- [Records to process]
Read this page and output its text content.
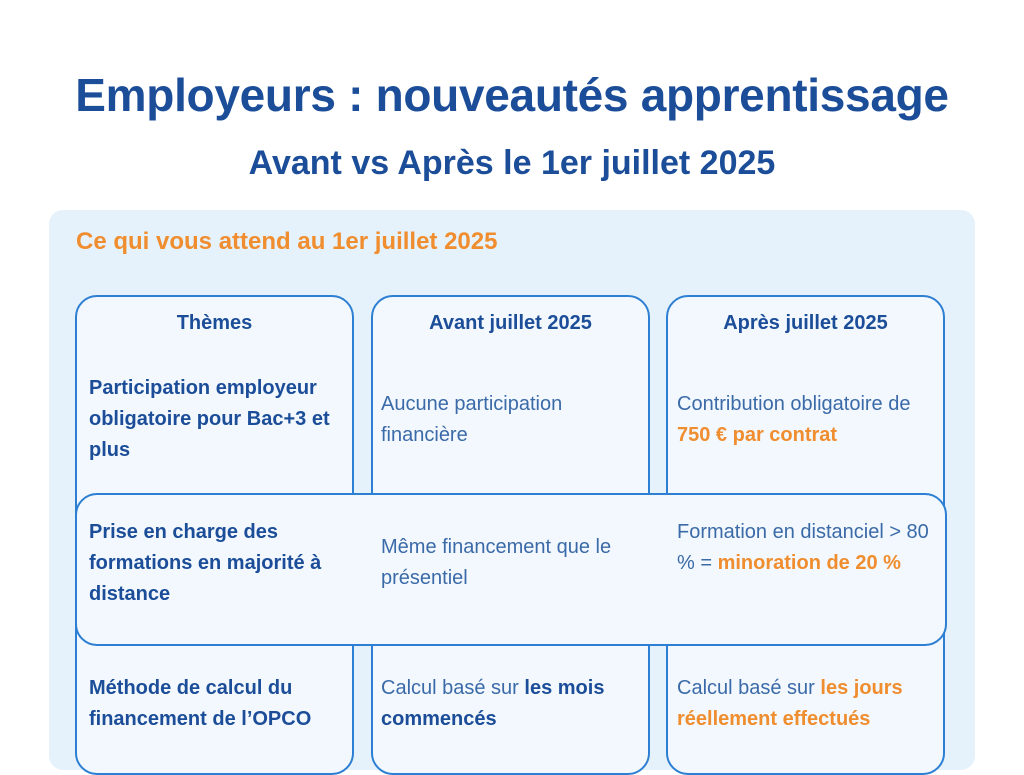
Employeurs : nouveautés apprentissage
Avant vs Après le 1er juillet 2025
Ce qui vous attend au 1er juillet 2025
Thèmes	Avant juillet 2025	Après juillet 2025

Participation employeur obligatoire pour Bac+3 et plus

Aucune participation financière

Contribution obligatoire de 750 € par contrat

Prise en charge des formations en majorité à distance

Même financement que le présentiel

Formation en distanciel > 80 % = minoration de 20 %

Méthode de calcul du financement de l’OPCO

Calcul basé sur les mois commencés

Calcul basé sur les jours réellement effectués
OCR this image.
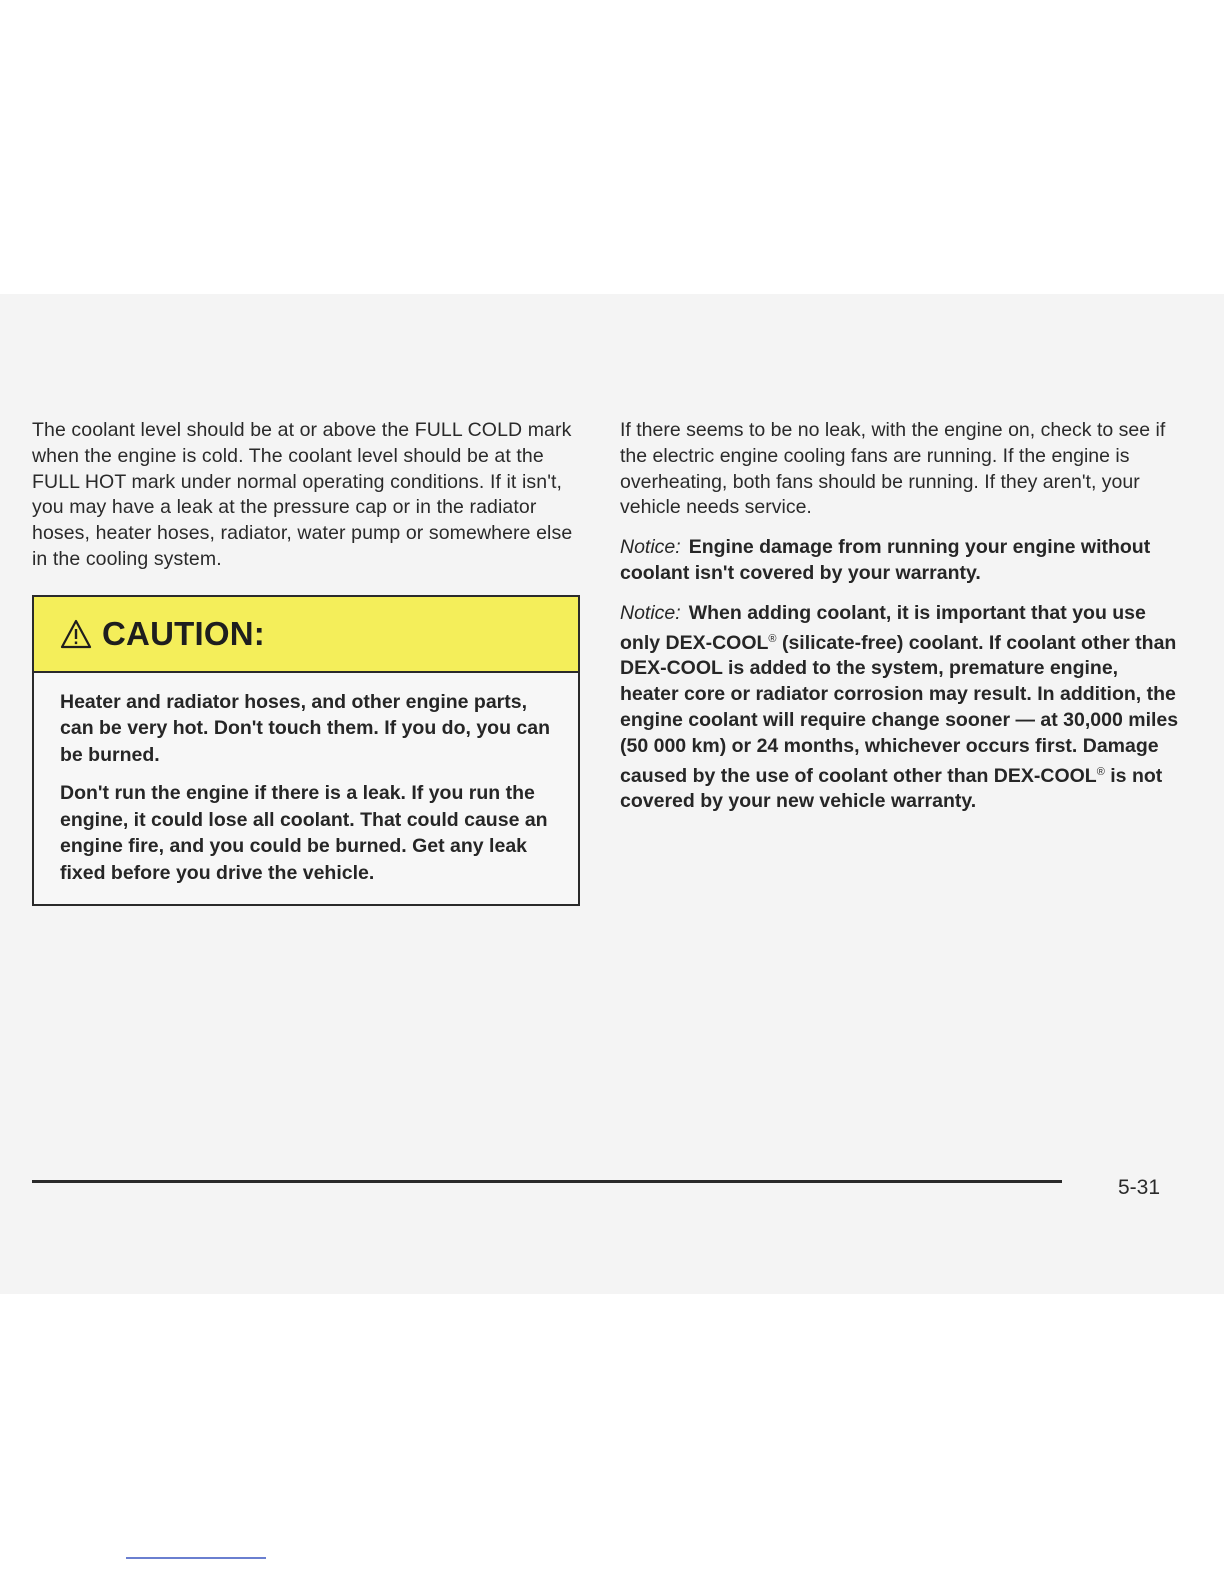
The coolant level should be at or above the FULL COLD mark when the engine is cold. The coolant level should be at the FULL HOT mark under normal operating conditions. If it isn't, you may have a leak at the pressure cap or in the radiator hoses, heater hoses, radiator, water pump or somewhere else in the cooling system.

CAUTION:

Heater and radiator hoses, and other engine parts, can be very hot. Don't touch them. If you do, you can be burned.

Don't run the engine if there is a leak. If you run the engine, it could lose all coolant. That could cause an engine fire, and you could be burned. Get any leak fixed before you drive the vehicle.

If there seems to be no leak, with the engine on, check to see if the electric engine cooling fans are running. If the engine is overheating, both fans should be running. If they aren't, your vehicle needs service.

Notice: Engine damage from running your engine without coolant isn't covered by your warranty.

Notice: When adding coolant, it is important that you use only DEX-COOL® (silicate-free) coolant. If coolant other than DEX-COOL is added to the system, premature engine, heater core or radiator corrosion may result. In addition, the engine coolant will require change sooner — at 30,000 miles (50 000 km) or 24 months, whichever occurs first. Damage caused by the use of coolant other than DEX-COOL® is not covered by your new vehicle warranty.

5-31
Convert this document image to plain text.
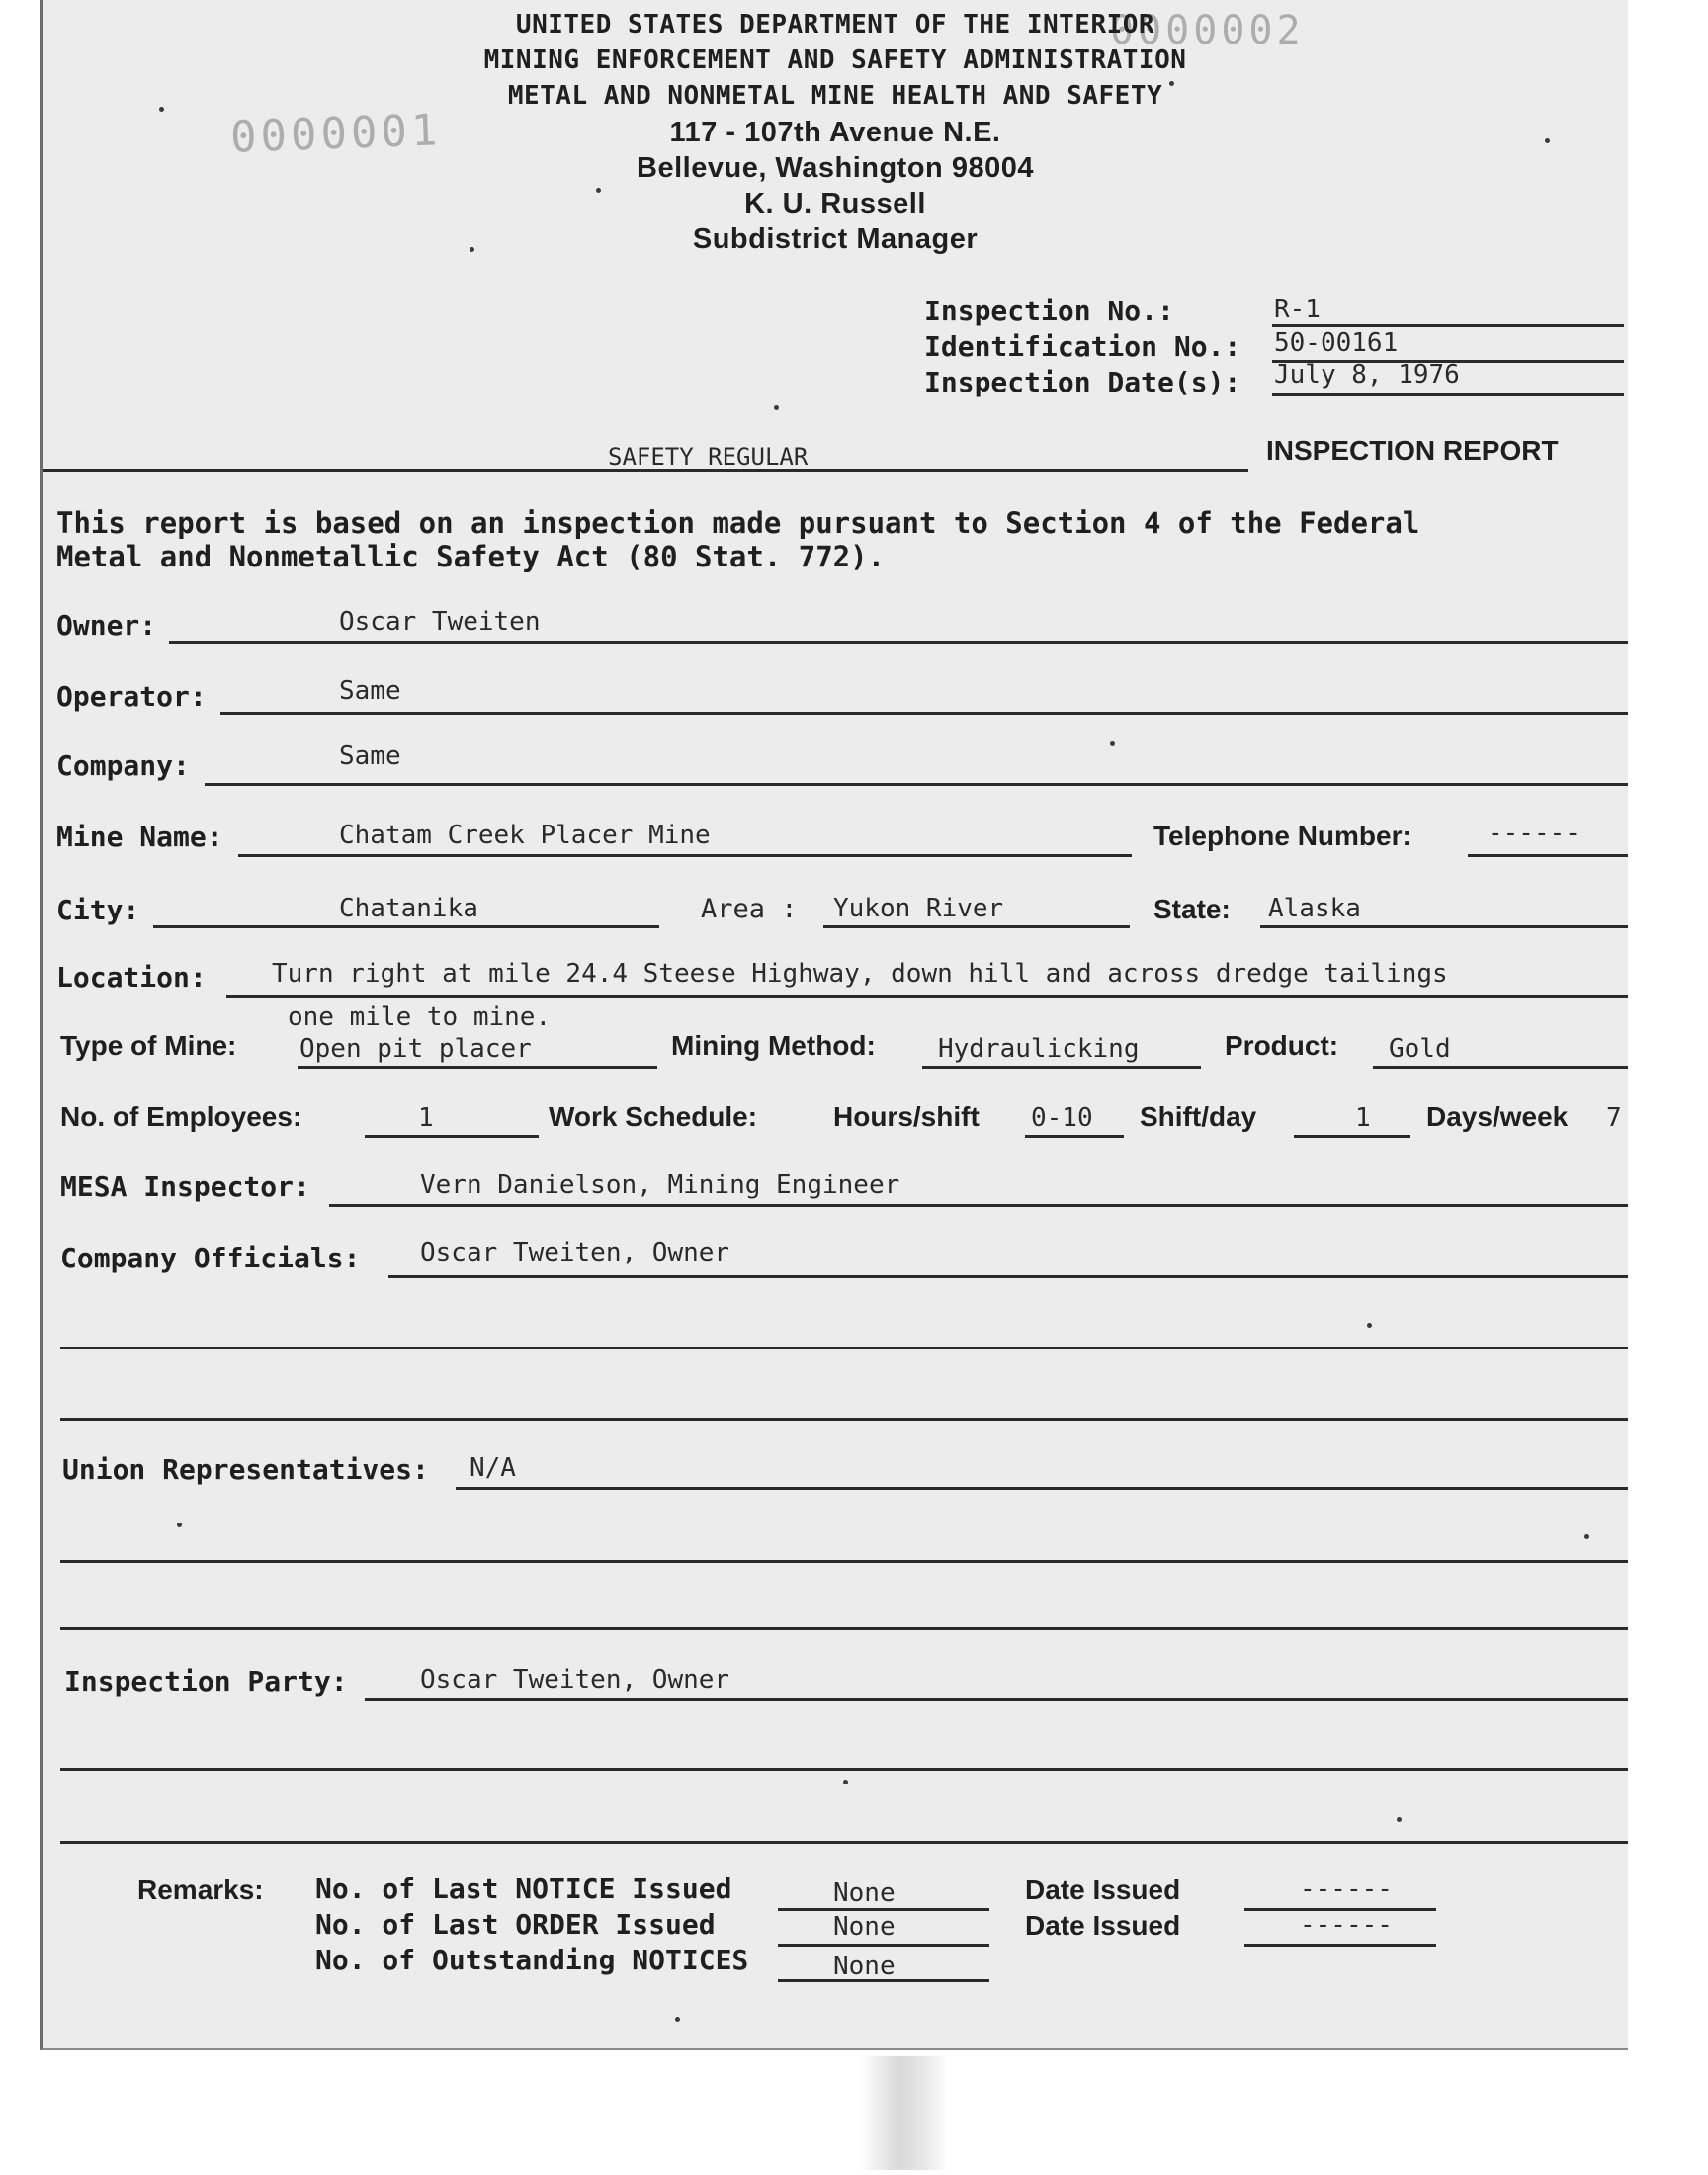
0000001
0000002
UNITED STATES DEPARTMENT OF THE INTERIOR
MINING ENFORCEMENT AND SAFETY ADMINISTRATION
METAL AND NONMETAL MINE HEALTH AND SAFETY
117 - 107th Avenue N.E.
Bellevue, Washington 98004
K. U. Russell
Subdistrict Manager
Inspection No.:	R-1
Identification No.: 50-00161
Inspection Date(s): July 8, 1976
SAFETY REGULAR	INSPECTION REPORT
This report is based on an inspection made pursuant to Section 4 of the Federal
Metal and Nonmetallic Safety Act (80 Stat. 772).
Owner:	Oscar Tweiten
Operator:	Same
Company:	Same
Mine Name:	Chatam Creek Placer Mine	Telephone Number:	------
City:	Chatanika	Area : Yukon River	State: Alaska
Location:	Turn right at mile 24.4 Steese Highway, down hill and across dredge tailings
one mile to mine.
Type of Mine: Open pit placer	Mining Method: Hydraulicking	Product: Gold
No. of Employees:	1	Work Schedule:	Hours/shift 0-10 Shift/day	1 Days/week 7
MESA Inspector:	Vern Danielson, Mining Engineer
Company Officials: Oscar Tweiten, Owner
Union Representatives: N/A
Inspection Party:	Oscar Tweiten, Owner
Remarks: No. of Last NOTICE Issued	None	Date Issued	------
No. of Last ORDER Issued	None	Date Issued	------
No. of Outstanding NOTICES	None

- [Work to be completed]
Give only the number of lines in the material above that include the word "Après".

- [Answer for this exercise]
2